▶ **Entries from a dataset**
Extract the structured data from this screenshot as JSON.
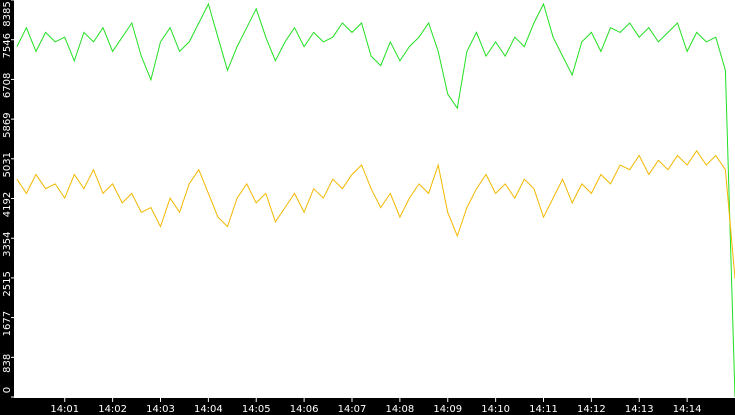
{
  "chart_data": {
    "type": "line",
    "x": [
      0,
      0.2,
      0.4,
      0.6,
      0.8,
      1,
      1.2,
      1.4,
      1.6,
      1.8,
      2,
      2.2,
      2.4,
      2.6,
      2.8,
      3,
      3.2,
      3.4,
      3.6,
      3.8,
      4,
      4.2,
      4.4,
      4.6,
      4.8,
      5,
      5.2,
      5.4,
      5.6,
      5.8,
      6,
      6.2,
      6.4,
      6.6,
      6.8,
      7,
      7.2,
      7.4,
      7.6,
      7.8,
      8,
      8.2,
      8.4,
      8.6,
      8.8,
      9,
      9.2,
      9.4,
      9.6,
      9.8,
      10,
      10.2,
      10.4,
      10.6,
      10.8,
      11,
      11.2,
      11.4,
      11.6,
      11.8,
      12,
      12.2,
      12.4,
      12.6,
      12.8,
      13,
      13.2,
      13.4,
      13.6,
      13.8,
      14,
      14.2,
      14.4,
      14.6,
      14.8,
      15
    ],
    "series": [
      {
        "color": "#22e022",
        "values": [
          7400,
          7800,
          7300,
          7700,
          7500,
          7600,
          7100,
          7700,
          7500,
          7800,
          7300,
          7600,
          7900,
          7200,
          6700,
          7500,
          7800,
          7300,
          7500,
          7900,
          8300,
          7600,
          6900,
          7400,
          7800,
          8200,
          7600,
          7100,
          7500,
          7800,
          7400,
          7700,
          7500,
          7600,
          7900,
          7700,
          7900,
          7200,
          7000,
          7500,
          7100,
          7400,
          7600,
          7900,
          7300,
          6400,
          6100,
          7300,
          7700,
          7200,
          7500,
          7200,
          7600,
          7400,
          7900,
          8300,
          7600,
          7200,
          6800,
          7500,
          7700,
          7300,
          7800,
          7700,
          7900,
          7600,
          7800,
          7500,
          7700,
          7900,
          7300,
          7700,
          7500,
          7600,
          6900,
          0
        ]
      },
      {
        "color": "#f2b800",
        "values": [
          4600,
          4300,
          4700,
          4400,
          4500,
          4200,
          4700,
          4400,
          4800,
          4300,
          4500,
          4100,
          4300,
          3900,
          4000,
          3600,
          4200,
          3900,
          4500,
          4800,
          4300,
          3800,
          3600,
          4200,
          4500,
          4100,
          4300,
          3700,
          4000,
          4300,
          3900,
          4400,
          4200,
          4600,
          4400,
          4700,
          4900,
          4400,
          4000,
          4300,
          3800,
          4200,
          4500,
          4300,
          4900,
          3900,
          3400,
          4000,
          4400,
          4700,
          4300,
          4500,
          4200,
          4600,
          4400,
          3800,
          4200,
          4600,
          4100,
          4500,
          4300,
          4700,
          4500,
          4900,
          4800,
          5100,
          4700,
          5000,
          4800,
          5100,
          4900,
          5200,
          4900,
          5100,
          4800,
          2500
        ]
      }
    ],
    "xlim": [
      -0.06,
      15
    ],
    "xticks": [
      {
        "value": 1,
        "label": "14:01"
      },
      {
        "value": 2,
        "label": "14:02"
      },
      {
        "value": 3,
        "label": "14:03"
      },
      {
        "value": 4,
        "label": "14:04"
      },
      {
        "value": 5,
        "label": "14:05"
      },
      {
        "value": 6,
        "label": "14:06"
      },
      {
        "value": 7,
        "label": "14:07"
      },
      {
        "value": 8,
        "label": "14:08"
      },
      {
        "value": 9,
        "label": "14:09"
      },
      {
        "value": 10,
        "label": "14:10"
      },
      {
        "value": 11,
        "label": "14:11"
      },
      {
        "value": 12,
        "label": "14:12"
      },
      {
        "value": 13,
        "label": "14:13"
      },
      {
        "value": 14,
        "label": "14:14"
      }
    ],
    "ylim": [
      0,
      8385
    ],
    "yticks": [
      0,
      838,
      1677,
      2515,
      3354,
      4192,
      5031,
      5869,
      6708,
      7546,
      8385
    ]
  }
}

▶ **TASK DIRECTIONS**
Write out each entry exactly as given, omitting any picture.

▶ **ANSWER TO THE EXERCISE**
Extract the structured data from this screenshot as JSON.
{
  "chart_data": {
    "type": "line",
    "x": [
      0,
      0.2,
      0.4,
      0.6,
      0.8,
      1,
      1.2,
      1.4,
      1.6,
      1.8,
      2,
      2.2,
      2.4,
      2.6,
      2.8,
      3,
      3.2,
      3.4,
      3.6,
      3.8,
      4,
      4.2,
      4.4,
      4.6,
      4.8,
      5,
      5.2,
      5.4,
      5.6,
      5.8,
      6,
      6.2,
      6.4,
      6.6,
      6.8,
      7,
      7.2,
      7.4,
      7.6,
      7.8,
      8,
      8.2,
      8.4,
      8.6,
      8.8,
      9,
      9.2,
      9.4,
      9.6,
      9.8,
      10,
      10.2,
      10.4,
      10.6,
      10.8,
      11,
      11.2,
      11.4,
      11.6,
      11.8,
      12,
      12.2,
      12.4,
      12.6,
      12.8,
      13,
      13.2,
      13.4,
      13.6,
      13.8,
      14,
      14.2,
      14.4,
      14.6,
      14.8,
      15
    ],
    "series": [
      {
        "color": "#22e022",
        "values": [
          7400,
          7800,
          7300,
          7700,
          7500,
          7600,
          7100,
          7700,
          7500,
          7800,
          7300,
          7600,
          7900,
          7200,
          6700,
          7500,
          7800,
          7300,
          7500,
          7900,
          8300,
          7600,
          6900,
          7400,
          7800,
          8200,
          7600,
          7100,
          7500,
          7800,
          7400,
          7700,
          7500,
          7600,
          7900,
          7700,
          7900,
          7200,
          7000,
          7500,
          7100,
          7400,
          7600,
          7900,
          7300,
          6400,
          6100,
          7300,
          7700,
          7200,
          7500,
          7200,
          7600,
          7400,
          7900,
          8300,
          7600,
          7200,
          6800,
          7500,
          7700,
          7300,
          7800,
          7700,
          7900,
          7600,
          7800,
          7500,
          7700,
          7900,
          7300,
          7700,
          7500,
          7600,
          6900,
          0
        ]
      },
      {
        "color": "#f2b800",
        "values": [
          4600,
          4300,
          4700,
          4400,
          4500,
          4200,
          4700,
          4400,
          4800,
          4300,
          4500,
          4100,
          4300,
          3900,
          4000,
          3600,
          4200,
          3900,
          4500,
          4800,
          4300,
          3800,
          3600,
          4200,
          4500,
          4100,
          4300,
          3700,
          4000,
          4300,
          3900,
          4400,
          4200,
          4600,
          4400,
          4700,
          4900,
          4400,
          4000,
          4300,
          3800,
          4200,
          4500,
          4300,
          4900,
          3900,
          3400,
          4000,
          4400,
          4700,
          4300,
          4500,
          4200,
          4600,
          4400,
          3800,
          4200,
          4600,
          4100,
          4500,
          4300,
          4700,
          4500,
          4900,
          4800,
          5100,
          4700,
          5000,
          4800,
          5100,
          4900,
          5200,
          4900,
          5100,
          4800,
          2500
        ]
      }
    ],
    "xlim": [
      -0.06,
      15
    ],
    "xticks": [
      {
        "value": 1,
        "label": "14:01"
      },
      {
        "value": 2,
        "label": "14:02"
      },
      {
        "value": 3,
        "label": "14:03"
      },
      {
        "value": 4,
        "label": "14:04"
      },
      {
        "value": 5,
        "label": "14:05"
      },
      {
        "value": 6,
        "label": "14:06"
      },
      {
        "value": 7,
        "label": "14:07"
      },
      {
        "value": 8,
        "label": "14:08"
      },
      {
        "value": 9,
        "label": "14:09"
      },
      {
        "value": 10,
        "label": "14:10"
      },
      {
        "value": 11,
        "label": "14:11"
      },
      {
        "value": 12,
        "label": "14:12"
      },
      {
        "value": 13,
        "label": "14:13"
      },
      {
        "value": 14,
        "label": "14:14"
      }
    ],
    "ylim": [
      0,
      8385
    ],
    "yticks": [
      0,
      838,
      1677,
      2515,
      3354,
      4192,
      5031,
      5869,
      6708,
      7546,
      8385
    ]
  }
}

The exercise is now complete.